__Text to read__.

For a European Serbia () was a big tent and pro-EU electoral alliance, led by Boris Tadić, which participated in the 2008 Serbian parliamentary election. It received 38.42% of the popular vote, translating into 102 seats in the 250-seat Parliament of Serbia.

History

2008 parliamentary election
President of Serbia, Boris Tadić has gathered a large pro-EU coalition for the 2008 parliamentary election, around his centre-left Democratic Party (DS) and centre-right G17 Plus. On the list 166 candidates are from DS, 60 from G17+ and 8 members from each of the following minor parties Social Democratic Party of Serbia (SDPS) and League of Social Democrats of Vojvodina (LSV). 25 seats are guaranteed for G17+, 4 seats and a Ministry in the future government for both SDPS and Serbian Renewal Movement (SPO) and 3 seats for LSV. However, if the alliance wins over 100 seats, their seats will gradually increase. The list's name is For a European Serbia – Boris Tadić and its leader is Dragoljub Mićunović. Boris Tadić claimed victory at the election, despite only gaining a plurality.

__Data section__.
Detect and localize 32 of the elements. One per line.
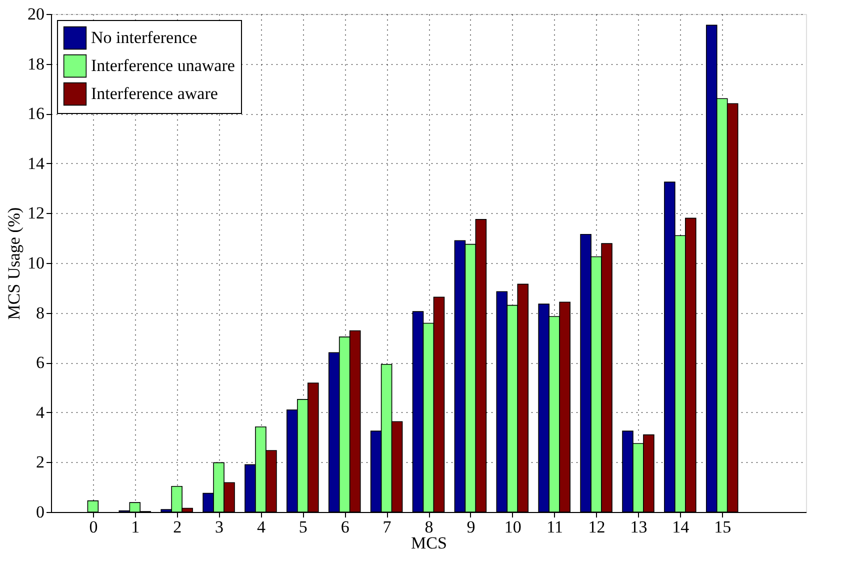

__Description of the task__.
Return everything from "For a European Serbia ()" down to "Parliament of Serbia." in the text about the For a European Serbia alliance, copied word for word.

__Response to this task__.
For a European Serbia () was a big tent and pro-EU electoral alliance, led by Boris Tadić, which participated in the 2008 Serbian parliamentary election. It received 38.42% of the popular vote, translating into 102 seats in the 250-seat Parliament of Serbia.